= OBJECTIVE =
Repeat the material in full. Keep every line exactly as it is.

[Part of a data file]
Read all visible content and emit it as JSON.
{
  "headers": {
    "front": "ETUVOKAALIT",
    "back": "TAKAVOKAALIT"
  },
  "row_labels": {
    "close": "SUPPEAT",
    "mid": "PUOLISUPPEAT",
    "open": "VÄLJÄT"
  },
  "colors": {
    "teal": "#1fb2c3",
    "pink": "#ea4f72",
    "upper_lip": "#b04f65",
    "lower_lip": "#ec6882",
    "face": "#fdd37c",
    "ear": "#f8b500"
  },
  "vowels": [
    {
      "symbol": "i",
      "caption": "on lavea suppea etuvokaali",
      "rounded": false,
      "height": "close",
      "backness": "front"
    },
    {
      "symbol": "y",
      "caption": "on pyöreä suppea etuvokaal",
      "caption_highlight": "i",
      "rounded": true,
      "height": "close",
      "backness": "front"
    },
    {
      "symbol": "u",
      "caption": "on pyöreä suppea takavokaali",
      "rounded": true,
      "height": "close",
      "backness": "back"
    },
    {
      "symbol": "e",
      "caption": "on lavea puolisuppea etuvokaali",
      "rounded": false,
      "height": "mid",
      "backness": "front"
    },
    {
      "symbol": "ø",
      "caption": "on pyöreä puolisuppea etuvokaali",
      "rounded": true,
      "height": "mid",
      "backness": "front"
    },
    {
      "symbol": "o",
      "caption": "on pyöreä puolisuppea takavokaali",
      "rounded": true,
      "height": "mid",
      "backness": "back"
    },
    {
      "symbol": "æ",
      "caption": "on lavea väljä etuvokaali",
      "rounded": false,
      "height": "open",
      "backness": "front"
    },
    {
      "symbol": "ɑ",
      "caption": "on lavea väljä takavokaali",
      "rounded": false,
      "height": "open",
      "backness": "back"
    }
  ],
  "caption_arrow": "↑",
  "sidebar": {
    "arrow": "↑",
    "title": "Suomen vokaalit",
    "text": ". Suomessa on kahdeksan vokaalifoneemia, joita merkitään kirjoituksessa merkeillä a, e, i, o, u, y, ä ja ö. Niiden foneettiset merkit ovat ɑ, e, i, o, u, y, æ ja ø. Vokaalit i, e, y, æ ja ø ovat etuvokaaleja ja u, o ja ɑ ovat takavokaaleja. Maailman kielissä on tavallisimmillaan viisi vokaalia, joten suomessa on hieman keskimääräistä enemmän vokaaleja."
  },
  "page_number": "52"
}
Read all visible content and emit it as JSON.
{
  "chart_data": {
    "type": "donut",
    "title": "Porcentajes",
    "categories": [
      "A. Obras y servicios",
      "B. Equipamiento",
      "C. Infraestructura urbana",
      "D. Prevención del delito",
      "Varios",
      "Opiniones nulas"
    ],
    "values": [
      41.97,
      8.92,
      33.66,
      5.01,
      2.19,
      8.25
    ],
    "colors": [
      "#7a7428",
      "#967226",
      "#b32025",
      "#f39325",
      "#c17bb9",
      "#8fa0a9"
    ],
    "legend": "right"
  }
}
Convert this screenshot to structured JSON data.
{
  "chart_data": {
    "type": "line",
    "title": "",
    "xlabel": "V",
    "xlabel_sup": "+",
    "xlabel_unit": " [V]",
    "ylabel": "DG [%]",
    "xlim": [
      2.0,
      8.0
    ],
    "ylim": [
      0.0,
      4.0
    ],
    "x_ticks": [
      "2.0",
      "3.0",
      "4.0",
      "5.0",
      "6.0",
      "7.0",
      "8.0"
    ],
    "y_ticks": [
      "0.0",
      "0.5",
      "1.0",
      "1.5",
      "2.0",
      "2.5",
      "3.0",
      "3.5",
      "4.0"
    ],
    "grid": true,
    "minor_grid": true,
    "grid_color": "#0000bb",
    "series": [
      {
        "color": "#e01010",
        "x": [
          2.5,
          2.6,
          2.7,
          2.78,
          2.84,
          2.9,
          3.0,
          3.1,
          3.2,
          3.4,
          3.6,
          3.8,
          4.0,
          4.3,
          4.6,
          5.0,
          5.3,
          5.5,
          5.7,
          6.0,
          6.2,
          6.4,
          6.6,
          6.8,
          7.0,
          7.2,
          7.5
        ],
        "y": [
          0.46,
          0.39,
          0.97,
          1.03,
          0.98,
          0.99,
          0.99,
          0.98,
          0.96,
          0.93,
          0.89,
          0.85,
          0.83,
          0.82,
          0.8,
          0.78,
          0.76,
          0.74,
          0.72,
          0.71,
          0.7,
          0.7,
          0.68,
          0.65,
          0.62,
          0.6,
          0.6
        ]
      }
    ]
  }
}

= REPLY =
Read all visible content and emit it as JSON.
{
  "headers": {
    "front": "ETUVOKAALIT",
    "back": "TAKAVOKAALIT"
  },
  "row_labels": {
    "close": "SUPPEAT",
    "mid": "PUOLISUPPEAT",
    "open": "VÄLJÄT"
  },
  "colors": {
    "teal": "#1fb2c3",
    "pink": "#ea4f72",
    "upper_lip": "#b04f65",
    "lower_lip": "#ec6882",
    "face": "#fdd37c",
    "ear": "#f8b500"
  },
  "vowels": [
    {
      "symbol": "i",
      "caption": "on lavea suppea etuvokaali",
      "rounded": false,
      "height": "close",
      "backness": "front"
    },
    {
      "symbol": "y",
      "caption": "on pyöreä suppea etuvokaal",
      "caption_highlight": "i",
      "rounded": true,
      "height": "close",
      "backness": "front"
    },
    {
      "symbol": "u",
      "caption": "on pyöreä suppea takavokaali",
      "rounded": true,
      "height": "close",
      "backness": "back"
    },
    {
      "symbol": "e",
      "caption": "on lavea puolisuppea etuvokaali",
      "rounded": false,
      "height": "mid",
      "backness": "front"
    },
    {
      "symbol": "ø",
      "caption": "on pyöreä puolisuppea etuvokaali",
      "rounded": true,
      "height": "mid",
      "backness": "front"
    },
    {
      "symbol": "o",
      "caption": "on pyöreä puolisuppea takavokaali",
      "rounded": true,
      "height": "mid",
      "backness": "back"
    },
    {
      "symbol": "æ",
      "caption": "on lavea väljä etuvokaali",
      "rounded": false,
      "height": "open",
      "backness": "front"
    },
    {
      "symbol": "ɑ",
      "caption": "on lavea väljä takavokaali",
      "rounded": false,
      "height": "open",
      "backness": "back"
    }
  ],
  "caption_arrow": "↑",
  "sidebar": {
    "arrow": "↑",
    "title": "Suomen vokaalit",
    "text": ". Suomessa on kahdeksan vokaalifoneemia, joita merkitään kirjoituksessa merkeillä a, e, i, o, u, y, ä ja ö. Niiden foneettiset merkit ovat ɑ, e, i, o, u, y, æ ja ø. Vokaalit i, e, y, æ ja ø ovat etuvokaaleja ja u, o ja ɑ ovat takavokaaleja. Maailman kielissä on tavallisimmillaan viisi vokaalia, joten suomessa on hieman keskimääräistä enemmän vokaaleja."
  },
  "page_number": "52"
}
Read all visible content and emit it as JSON.
{
  "chart_data": {
    "type": "donut",
    "title": "Porcentajes",
    "categories": [
      "A. Obras y servicios",
      "B. Equipamiento",
      "C. Infraestructura urbana",
      "D. Prevención del delito",
      "Varios",
      "Opiniones nulas"
    ],
    "values": [
      41.97,
      8.92,
      33.66,
      5.01,
      2.19,
      8.25
    ],
    "colors": [
      "#7a7428",
      "#967226",
      "#b32025",
      "#f39325",
      "#c17bb9",
      "#8fa0a9"
    ],
    "legend": "right"
  }
}
Convert this screenshot to structured JSON data.
{
  "chart_data": {
    "type": "line",
    "title": "",
    "xlabel": "V",
    "xlabel_sup": "+",
    "xlabel_unit": " [V]",
    "ylabel": "DG [%]",
    "xlim": [
      2.0,
      8.0
    ],
    "ylim": [
      0.0,
      4.0
    ],
    "x_ticks": [
      "2.0",
      "3.0",
      "4.0",
      "5.0",
      "6.0",
      "7.0",
      "8.0"
    ],
    "y_ticks": [
      "0.0",
      "0.5",
      "1.0",
      "1.5",
      "2.0",
      "2.5",
      "3.0",
      "3.5",
      "4.0"
    ],
    "grid": true,
    "minor_grid": true,
    "grid_color": "#0000bb",
    "series": [
      {
        "color": "#e01010",
        "x": [
          2.5,
          2.6,
          2.7,
          2.78,
          2.84,
          2.9,
          3.0,
          3.1,
          3.2,
          3.4,
          3.6,
          3.8,
          4.0,
          4.3,
          4.6,
          5.0,
          5.3,
          5.5,
          5.7,
          6.0,
          6.2,
          6.4,
          6.6,
          6.8,
          7.0,
          7.2,
          7.5
        ],
        "y": [
          0.46,
          0.39,
          0.97,
          1.03,
          0.98,
          0.99,
          0.99,
          0.98,
          0.96,
          0.93,
          0.89,
          0.85,
          0.83,
          0.82,
          0.8,
          0.78,
          0.76,
          0.74,
          0.72,
          0.71,
          0.7,
          0.7,
          0.68,
          0.65,
          0.62,
          0.6,
          0.6
        ]
      }
    ]
  }
}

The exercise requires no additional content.